The exercise: Exactly as they appear, output all of the records. Skip any images.

Input rows:
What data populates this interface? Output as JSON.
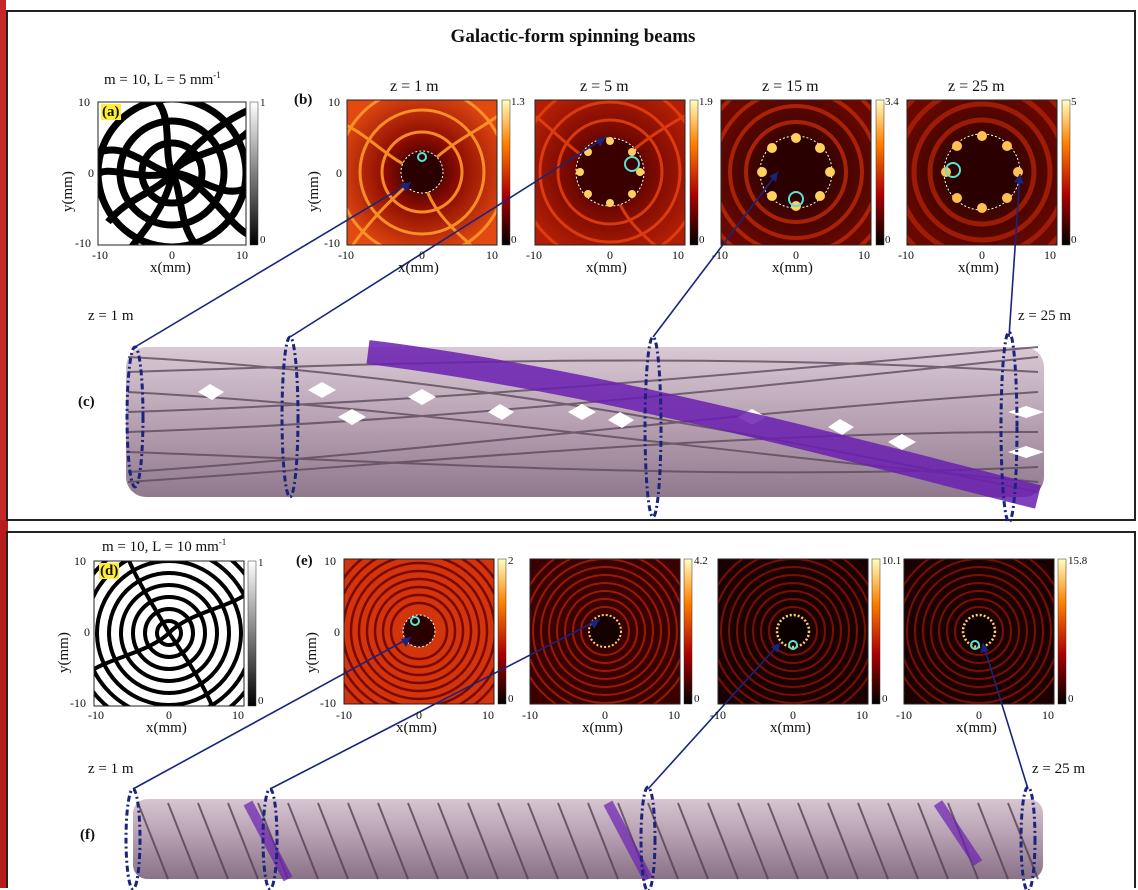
{
  "title": "Galactic-form spinning beams",
  "colors": {
    "frame": "#222222",
    "arrow": "#1a237e",
    "fiber": "#b9a4b4",
    "highlight": "#6a1fb0",
    "accent_bar": "#c62828"
  },
  "top": {
    "panel_a": {
      "label": "(a)",
      "param": "m = 10, L = 5 mm",
      "param_sup": "-1",
      "cbar_max": "1",
      "cbar_min": "0"
    },
    "panel_b": {
      "label": "(b)"
    },
    "slices": [
      {
        "z": "z = 1 m",
        "cbar_max": "1.3",
        "cbar_min": "0"
      },
      {
        "z": "z = 5 m",
        "cbar_max": "1.9",
        "cbar_min": "0"
      },
      {
        "z": "z = 15 m",
        "cbar_max": "3.4",
        "cbar_min": "0"
      },
      {
        "z": "z = 25 m",
        "cbar_max": "5",
        "cbar_min": "0"
      }
    ],
    "panel_c": {
      "label": "(c)",
      "z_start": "z = 1 m",
      "z_end": "z = 25 m"
    }
  },
  "bottom": {
    "panel_d": {
      "label": "(d)",
      "param": "m = 10, L = 10 mm",
      "param_sup": "-1",
      "cbar_max": "1",
      "cbar_min": "0"
    },
    "panel_e": {
      "label": "(e)"
    },
    "slices": [
      {
        "cbar_max": "2",
        "cbar_min": "0"
      },
      {
        "cbar_max": "4.2",
        "cbar_min": "0"
      },
      {
        "cbar_max": "10.1",
        "cbar_min": "0"
      },
      {
        "cbar_max": "15.8",
        "cbar_min": "0"
      }
    ],
    "panel_f": {
      "label": "(f)",
      "z_start": "z = 1 m",
      "z_end": "z = 25 m"
    }
  },
  "axes": {
    "xlabel": "x(mm)",
    "ylabel": "y(mm)",
    "tick_min": "-10",
    "tick_mid": "0",
    "tick_max": "10"
  }
}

Output of the task:
What data populates this interface? Output as JSON.
{
  "title": "Galactic-form spinning beams",
  "colors": {
    "frame": "#222222",
    "arrow": "#1a237e",
    "fiber": "#b9a4b4",
    "highlight": "#6a1fb0",
    "accent_bar": "#c62828"
  },
  "top": {
    "panel_a": {
      "label": "(a)",
      "param": "m = 10, L = 5 mm",
      "param_sup": "-1",
      "cbar_max": "1",
      "cbar_min": "0"
    },
    "panel_b": {
      "label": "(b)"
    },
    "slices": [
      {
        "z": "z = 1 m",
        "cbar_max": "1.3",
        "cbar_min": "0"
      },
      {
        "z": "z = 5 m",
        "cbar_max": "1.9",
        "cbar_min": "0"
      },
      {
        "z": "z = 15 m",
        "cbar_max": "3.4",
        "cbar_min": "0"
      },
      {
        "z": "z = 25 m",
        "cbar_max": "5",
        "cbar_min": "0"
      }
    ],
    "panel_c": {
      "label": "(c)",
      "z_start": "z = 1 m",
      "z_end": "z = 25 m"
    }
  },
  "bottom": {
    "panel_d": {
      "label": "(d)",
      "param": "m = 10, L = 10 mm",
      "param_sup": "-1",
      "cbar_max": "1",
      "cbar_min": "0"
    },
    "panel_e": {
      "label": "(e)"
    },
    "slices": [
      {
        "cbar_max": "2",
        "cbar_min": "0"
      },
      {
        "cbar_max": "4.2",
        "cbar_min": "0"
      },
      {
        "cbar_max": "10.1",
        "cbar_min": "0"
      },
      {
        "cbar_max": "15.8",
        "cbar_min": "0"
      }
    ],
    "panel_f": {
      "label": "(f)",
      "z_start": "z = 1 m",
      "z_end": "z = 25 m"
    }
  },
  "axes": {
    "xlabel": "x(mm)",
    "ylabel": "y(mm)",
    "tick_min": "-10",
    "tick_mid": "0",
    "tick_max": "10"
  }
}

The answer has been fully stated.